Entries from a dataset
** BEGIN **

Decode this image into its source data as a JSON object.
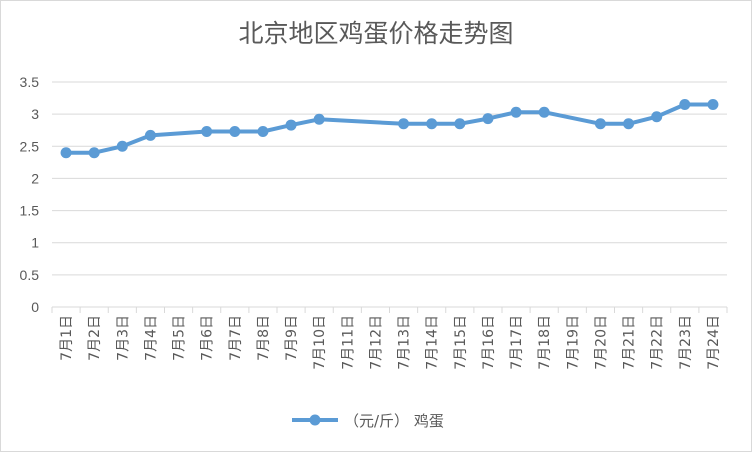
{
  "chart_data": {
    "type": "line",
    "title": "北京地区鸡蛋价格走势图",
    "categories": [
      "7月1日",
      "7月2日",
      "7月3日",
      "7月4日",
      "7月5日",
      "7月6日",
      "7月7日",
      "7月8日",
      "7月9日",
      "7月10日",
      "7月11日",
      "7月12日",
      "7月13日",
      "7月14日",
      "7月15日",
      "7月16日",
      "7月17日",
      "7月18日",
      "7月19日",
      "7月20日",
      "7月21日",
      "7月22日",
      "7月23日",
      "7月24日"
    ],
    "series": [
      {
        "name": "（元/斤） 鸡蛋",
        "color": "#5b9bd5",
        "values": [
          2.4,
          2.4,
          2.5,
          2.67,
          null,
          2.73,
          2.73,
          2.73,
          2.83,
          2.92,
          null,
          null,
          2.85,
          2.85,
          2.85,
          2.93,
          3.03,
          3.03,
          null,
          2.85,
          2.85,
          2.96,
          3.15,
          3.15
        ]
      }
    ],
    "xlabel": "",
    "ylabel": "",
    "ylim": [
      0,
      3.5
    ],
    "yticks": [
      "0",
      "0.5",
      "1",
      "1.5",
      "2",
      "2.5",
      "3",
      "3.5"
    ],
    "grid": true,
    "legend": "bottom"
  }
}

** END **

Given exercise: Please transcribe the material above exactly as written. Leave the pictures out.

Reply:
Decode this image into its source data as a JSON object.
{
  "chart_data": {
    "type": "line",
    "title": "北京地区鸡蛋价格走势图",
    "categories": [
      "7月1日",
      "7月2日",
      "7月3日",
      "7月4日",
      "7月5日",
      "7月6日",
      "7月7日",
      "7月8日",
      "7月9日",
      "7月10日",
      "7月11日",
      "7月12日",
      "7月13日",
      "7月14日",
      "7月15日",
      "7月16日",
      "7月17日",
      "7月18日",
      "7月19日",
      "7月20日",
      "7月21日",
      "7月22日",
      "7月23日",
      "7月24日"
    ],
    "series": [
      {
        "name": "（元/斤） 鸡蛋",
        "color": "#5b9bd5",
        "values": [
          2.4,
          2.4,
          2.5,
          2.67,
          null,
          2.73,
          2.73,
          2.73,
          2.83,
          2.92,
          null,
          null,
          2.85,
          2.85,
          2.85,
          2.93,
          3.03,
          3.03,
          null,
          2.85,
          2.85,
          2.96,
          3.15,
          3.15
        ]
      }
    ],
    "xlabel": "",
    "ylabel": "",
    "ylim": [
      0,
      3.5
    ],
    "yticks": [
      "0",
      "0.5",
      "1",
      "1.5",
      "2",
      "2.5",
      "3",
      "3.5"
    ],
    "grid": true,
    "legend": "bottom"
  }
}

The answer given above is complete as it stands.